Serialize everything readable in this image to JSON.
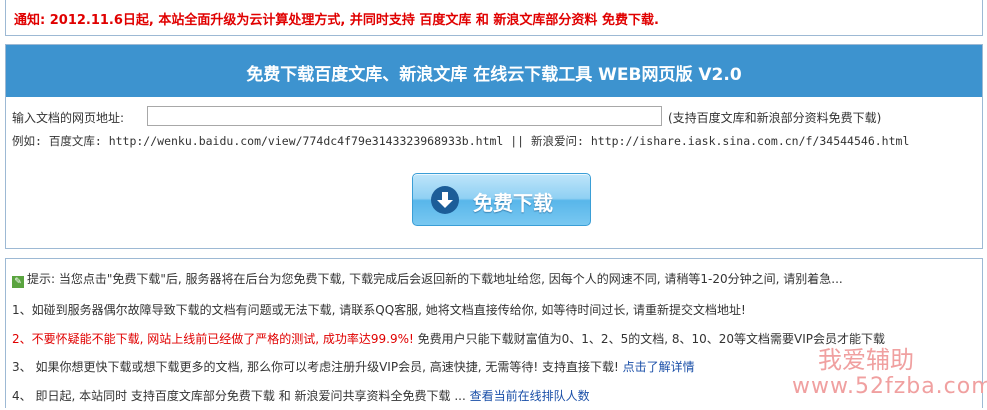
{
  "notice": {
    "text": "通知: 2012.11.6日起, 本站全面升级为云计算处理方式, 并同时支持 百度文库 和 新浪文库部分资料 免费下载."
  },
  "tool": {
    "title": "免费下载百度文库、新浪文库 在线云下载工具 WEB网页版 V2.0",
    "url_label": "输入文档的网页地址:",
    "url_value": "",
    "url_hint": "(支持百度文库和新浪部分资料免费下载)",
    "example": "例如: 百度文库: http://wenku.baidu.com/view/774dc4f79e3143323968933b.html || 新浪爱问: http://ishare.iask.sina.com.cn/f/34544546.html",
    "download_button": "免费下载"
  },
  "info": {
    "tip_icon": "bookmark-icon",
    "tip_text": "提示: 当您点击\"免费下载\"后, 服务器将在后台为您免费下载, 下载完成后会返回新的下载地址给您, 因每个人的网速不同, 请稍等1-20分钟之间, 请别着急...",
    "item1": "1、如碰到服务器偶尔故障导致下载的文档有问题或无法下载, 请联系QQ客服, 她将文档直接传给你, 如等待时间过长, 请重新提交文档地址!",
    "item2_prefix": "2、",
    "item2_red": "不要怀疑能不能下载, 网站上线前已经做了严格的测试, 成功率达99.9%!",
    "item2_rest": " 免费用户只能下载财富值为0、1、2、5的文档, 8、10、20等文档需要VIP会员才能下载",
    "item3": "3、 如果你想更快下载或想下载更多的文档, 那么你可以考虑注册升级VIP会员, 高速快捷, 无需等待! 支持直接下载!",
    "item3_link": "点击了解详情",
    "item4": "4、 即日起, 本站同时 支持百度文库部分免费下载 和 新浪爱问共享资料全免费下载 ...",
    "item4_link": "查看当前在线排队人数"
  },
  "watermark": {
    "name": "我爱辅助",
    "url": "www.52fzba.com"
  },
  "colors": {
    "title_bar": "#3d93cf",
    "notice_red": "#e00000",
    "link_blue": "#1a4fa8",
    "tip_green": "#5aa43f"
  }
}
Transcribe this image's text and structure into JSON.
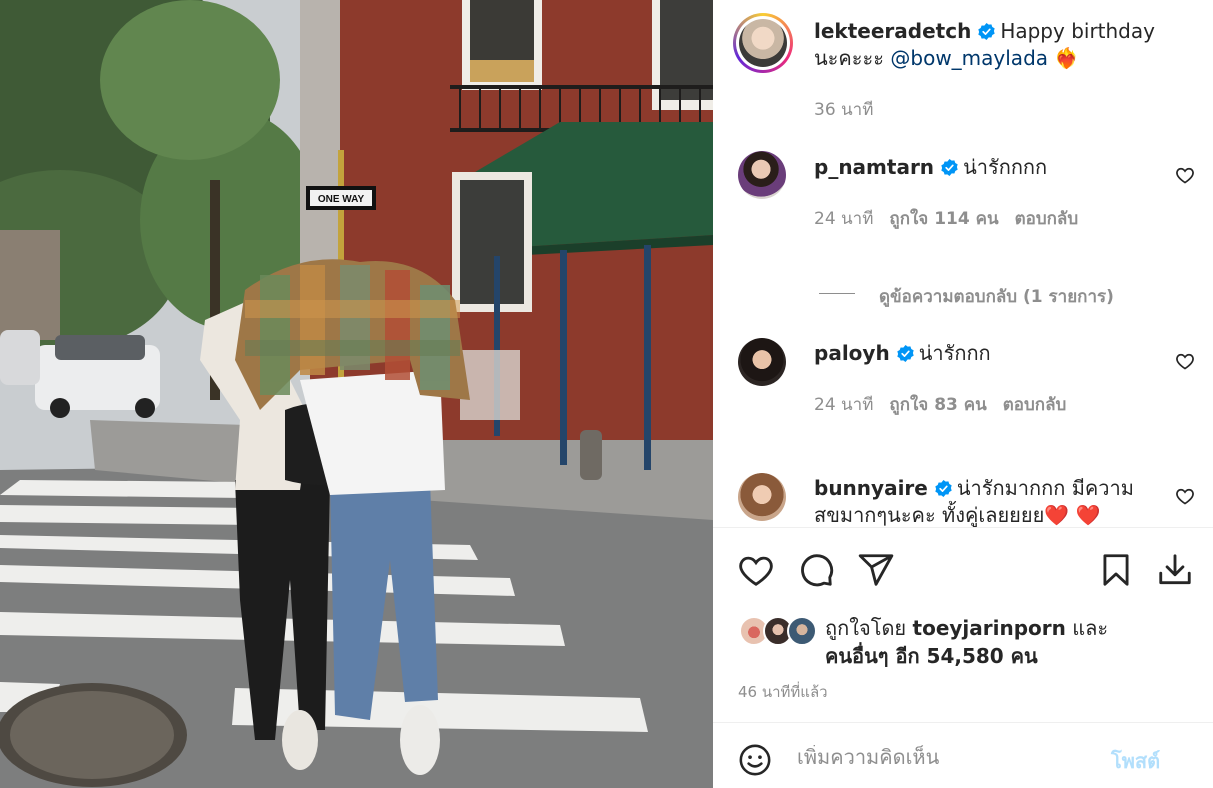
{
  "post": {
    "author": {
      "username": "lekteeradetch",
      "verified": true,
      "caption_line1": "Happy birthday",
      "caption_line2_prefix": "นะคะะะ",
      "caption_mention": "@bow_maylada",
      "caption_emoji": "❤️‍🔥",
      "time": "36 นาที"
    },
    "comments": [
      {
        "username": "p_namtarn",
        "verified": true,
        "text": "น่ารักกกก",
        "time": "24 นาที",
        "likes": "ถูกใจ 114 คน",
        "reply": "ตอบกลับ",
        "view_replies": "ดูข้อความตอบกลับ (1 รายการ)"
      },
      {
        "username": "paloyh",
        "verified": true,
        "text": "น่ารักกก",
        "time": "24 นาที",
        "likes": "ถูกใจ 83 คน",
        "reply": "ตอบกลับ"
      },
      {
        "username": "bunnyaire",
        "verified": true,
        "text_line1": "น่ารักมากกก มีความ",
        "text_line2": "สขมากๆนะคะ ทั้งคู่เลยยยย",
        "hearts": "❤️ ❤️"
      }
    ],
    "liked_by": {
      "prefix": "ถูกใจโดย",
      "user": "toeyjarinporn",
      "and": "และ",
      "others": "คนอื่นๆ อีก 54,580 คน"
    },
    "post_time": "46 นาทีที่แล้ว",
    "comment_box": {
      "placeholder": "เพิ่มความคิดเห็น",
      "post_label": "โพสต์"
    },
    "photo": {
      "street_sign": "ONE WAY"
    },
    "colors": {
      "link": "#00376b",
      "verified": "#0095f6",
      "muted": "#8e8e8e",
      "post_button": "#b2dffc"
    },
    "icons": [
      "heart-icon",
      "comment-icon",
      "share-icon",
      "bookmark-icon",
      "download-icon",
      "emoji-icon",
      "verified-icon"
    ]
  }
}
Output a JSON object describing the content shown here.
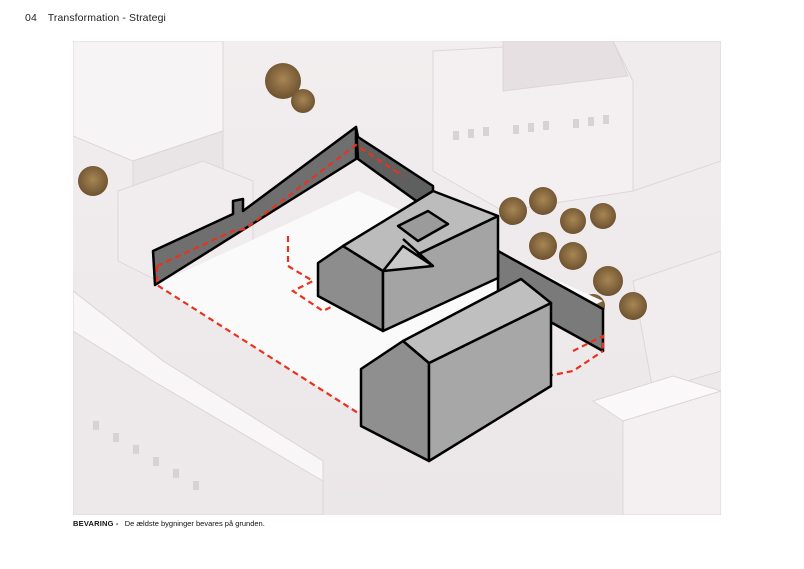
{
  "header": {
    "number": "04",
    "title": "Transformation - Strategi"
  },
  "caption": {
    "label": "BEVARING -",
    "text": "De ældste bygninger bevares på grunden."
  },
  "colors": {
    "accent_red": "#e8321e",
    "wall_dark": "#7a7a7a",
    "roof_grey": "#a9a9a9",
    "context_white": "#f3eff0",
    "tree_brown": "#8a6a3e"
  }
}
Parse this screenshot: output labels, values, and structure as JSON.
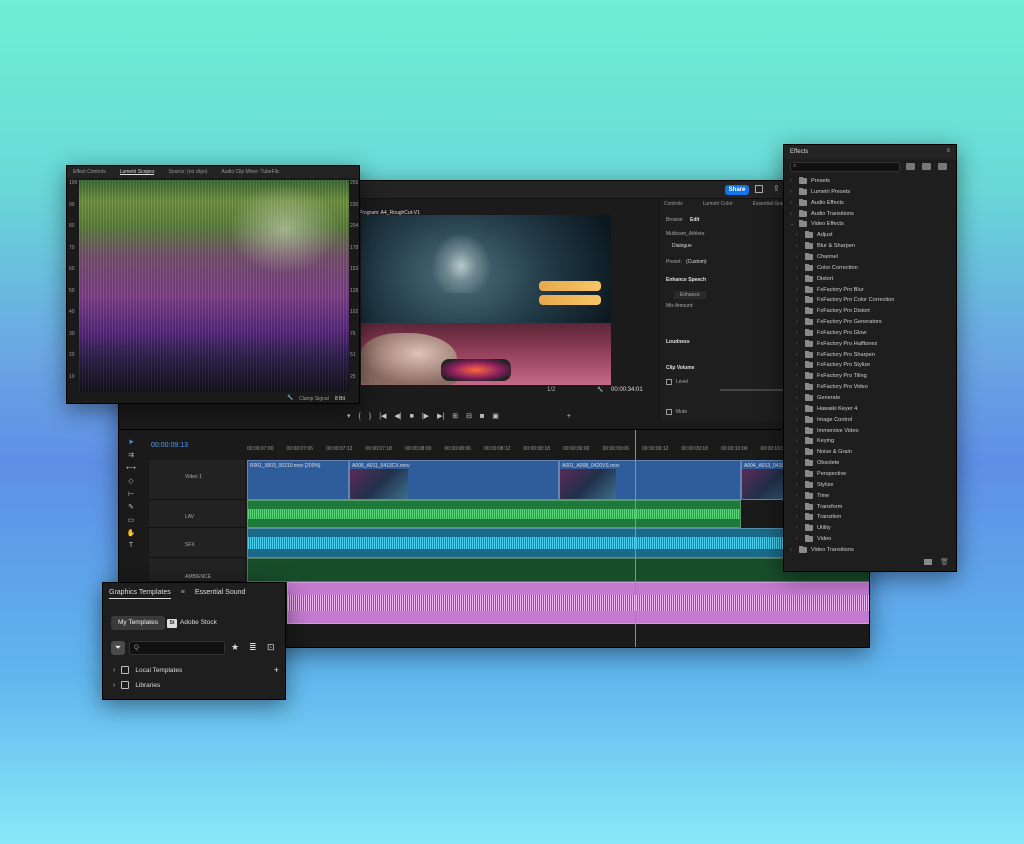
{
  "scopes": {
    "tabs": [
      "Effect Controls",
      "Lumetri Scopes",
      "Source: (no clips)",
      "Audio Clip Mixer: TubeFilc"
    ],
    "left_scale": [
      "100",
      "90",
      "80",
      "70",
      "60",
      "50",
      "40",
      "30",
      "20",
      "10"
    ],
    "right_scale": [
      "255",
      "230",
      "204",
      "178",
      "153",
      "128",
      "102",
      "76",
      "51",
      "25"
    ],
    "footer": "Clamp Signal",
    "footer_value": "8 Bit"
  },
  "main": {
    "share_label": "Share",
    "program_tab": "Program: A4_RoughCut-V1",
    "zoom": "1/2",
    "timecode_out": "00:00:34:01",
    "right_tabs": [
      "Controls",
      "Lumetri Color",
      "Essential Graphics"
    ],
    "browse_label": "Browse",
    "edit_label": "Edit",
    "clip_name": "Multicam_Athlete",
    "dialogue_label": "Dialogue",
    "preset_label": "Preset:",
    "preset_value": "(Custom)",
    "enhance_speech": "Enhance Speech",
    "enhance_btn": "Enhance",
    "mix_amount": "Mix Amount:",
    "loudness": "Loudness",
    "clip_volume": "Clip Volume",
    "level_label": "Level",
    "mute_label": "Mute"
  },
  "timeline": {
    "timecode": "00:00:09:13",
    "ruler": [
      "00:00:07:00",
      "00:00:07:06",
      "00:00:07:12",
      "00:00:07:18",
      "00:00:08:00",
      "00:00:08:06",
      "00:00:08:12",
      "00:00:08:18",
      "00:00:09:00",
      "00:00:09:06",
      "00:00:09:12",
      "00:00:09:18",
      "00:00:10:00",
      "00:00:10:06"
    ],
    "v1_label": "Video 1",
    "clip_v1a": "R001_0003_00210.mov [200%]",
    "clip_v1b": "A006_A011_0413CX.mov",
    "clip_v1c": "A001_A008_0420VS.mov",
    "clip_v1d": "A004_A013_0418C.mov",
    "a1_label": "LAV",
    "a2_label": "SFX",
    "a3_label": "AMBIENCE"
  },
  "effects": {
    "title": "Effects",
    "top": [
      "Presets",
      "Lumetri Presets",
      "Audio Effects",
      "Audio Transitions",
      "Video Effects"
    ],
    "video_effects": [
      "Adjust",
      "Blur & Sharpen",
      "Channel",
      "Color Correction",
      "Distort",
      "FxFactory Pro Blur",
      "FxFactory Pro Color Correction",
      "FxFactory Pro Distort",
      "FxFactory Pro Generators",
      "FxFactory Pro Glow",
      "FxFactory Pro Halftones",
      "FxFactory Pro Sharpen",
      "FxFactory Pro Stylize",
      "FxFactory Pro Tiling",
      "FxFactory Pro Video",
      "Generate",
      "Hawaiki Keyer 4",
      "Image Control",
      "Immersive Video",
      "Keying",
      "Noise & Grain",
      "Obsolete",
      "Perspective",
      "Stylize",
      "Time",
      "Transform",
      "Transition",
      "Utility",
      "Video"
    ],
    "bottom": "Video Transitions"
  },
  "graphics": {
    "tab1": "Graphics Templates",
    "tab2": "Essential Sound",
    "my_templates": "My Templates",
    "stock_badge": "St",
    "adobe_stock": "Adobe Stock",
    "search_placeholder": "Q·",
    "local_templates": "Local Templates",
    "libraries": "Libraries"
  }
}
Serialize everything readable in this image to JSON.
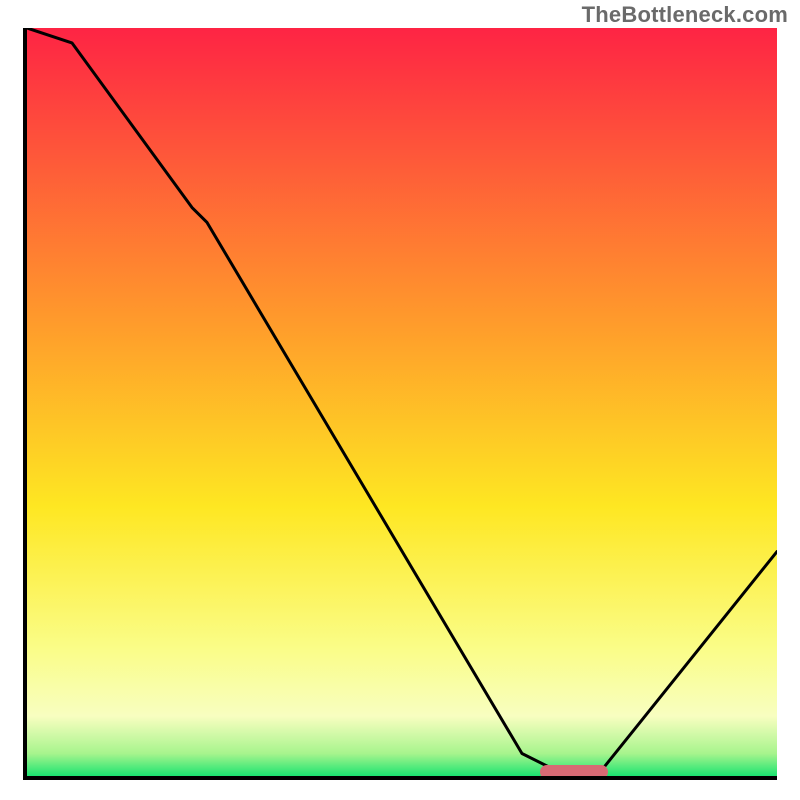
{
  "watermark": "TheBottleneck.com",
  "colors": {
    "red": "#fe2444",
    "orange": "#ff9d2b",
    "yellow_mid": "#fee722",
    "yellow_pale": "#fafd88",
    "cream": "#f8fec0",
    "green": "#1be471",
    "curve": "#000000",
    "marker": "#d76a74",
    "axis": "#000000"
  },
  "chart_data": {
    "type": "line",
    "title": "",
    "xlabel": "",
    "ylabel": "",
    "xlim": [
      0,
      100
    ],
    "ylim": [
      0,
      100
    ],
    "x": [
      0,
      6,
      22,
      24,
      66,
      72,
      76,
      100
    ],
    "values": [
      100,
      98,
      76,
      74,
      3,
      0,
      0,
      30
    ],
    "optimal_range_x": [
      68,
      77
    ],
    "gradient_stops": [
      {
        "pos": 0.0,
        "color": "#fe2444"
      },
      {
        "pos": 0.4,
        "color": "#ff9d2b"
      },
      {
        "pos": 0.64,
        "color": "#fee722"
      },
      {
        "pos": 0.83,
        "color": "#fafd88"
      },
      {
        "pos": 0.92,
        "color": "#f8fec0"
      },
      {
        "pos": 0.97,
        "color": "#a7f48d"
      },
      {
        "pos": 1.0,
        "color": "#1be471"
      }
    ]
  }
}
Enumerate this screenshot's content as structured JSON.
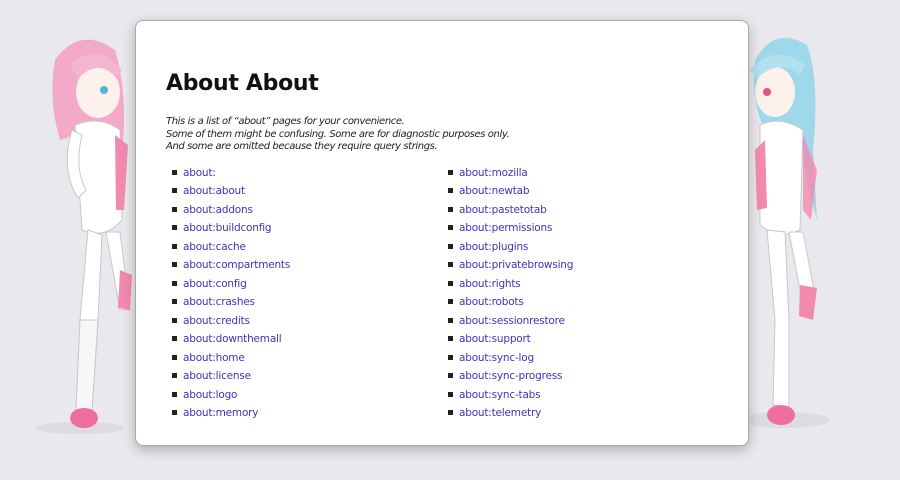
{
  "page": {
    "title": "About About",
    "intro": [
      "This is a list of “about” pages for your convenience.",
      "Some of them might be confusing. Some are for diagnostic purposes only.",
      "And some are omitted because they require query strings."
    ]
  },
  "links_left": [
    "about:",
    "about:about",
    "about:addons",
    "about:buildconfig",
    "about:cache",
    "about:compartments",
    "about:config",
    "about:crashes",
    "about:credits",
    "about:downthemall",
    "about:home",
    "about:license",
    "about:logo",
    "about:memory"
  ],
  "links_right": [
    "about:mozilla",
    "about:newtab",
    "about:pastetotab",
    "about:permissions",
    "about:plugins",
    "about:privatebrowsing",
    "about:rights",
    "about:robots",
    "about:sessionrestore",
    "about:support",
    "about:sync-log",
    "about:sync-progress",
    "about:sync-tabs",
    "about:telemetry"
  ],
  "colors": {
    "background": "#e9e8ec",
    "link": "#3b35b9",
    "left_character_hair": "#f3a9c8",
    "right_character_hair": "#9fd8ea"
  },
  "decorations": {
    "left": "anime-girl-pink-hair",
    "right": "anime-girl-blue-hair"
  }
}
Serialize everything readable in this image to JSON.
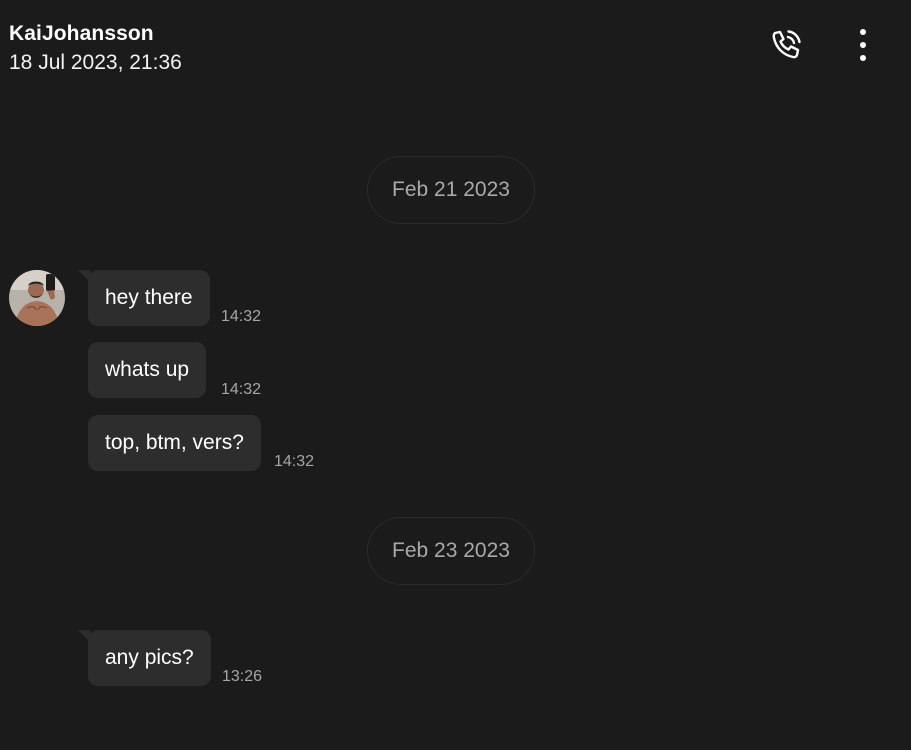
{
  "header": {
    "contact_name": "KaiJohansson",
    "timestamp": "18 Jul 2023, 21:36",
    "call_icon": "phone-call-icon",
    "menu_icon": "more-vertical-icon"
  },
  "conversation": {
    "date_separators": [
      "Feb 21 2023",
      "Feb 23 2023"
    ],
    "messages": [
      {
        "text": "hey there",
        "time": "14:32"
      },
      {
        "text": "whats up",
        "time": "14:32"
      },
      {
        "text": "top, btm, vers?",
        "time": "14:32"
      },
      {
        "text": "any pics?",
        "time": "13:26"
      }
    ]
  },
  "colors": {
    "background": "#1b1b1b",
    "bubble": "#2d2d2d",
    "muted_text": "#a9a9a9"
  }
}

> _Task requirements_
Copy every line of the records above that contains "girl".

> _Exercise answer_
    "left": "anime-girl-pink-hair",
    "right": "anime-girl-blue-hair"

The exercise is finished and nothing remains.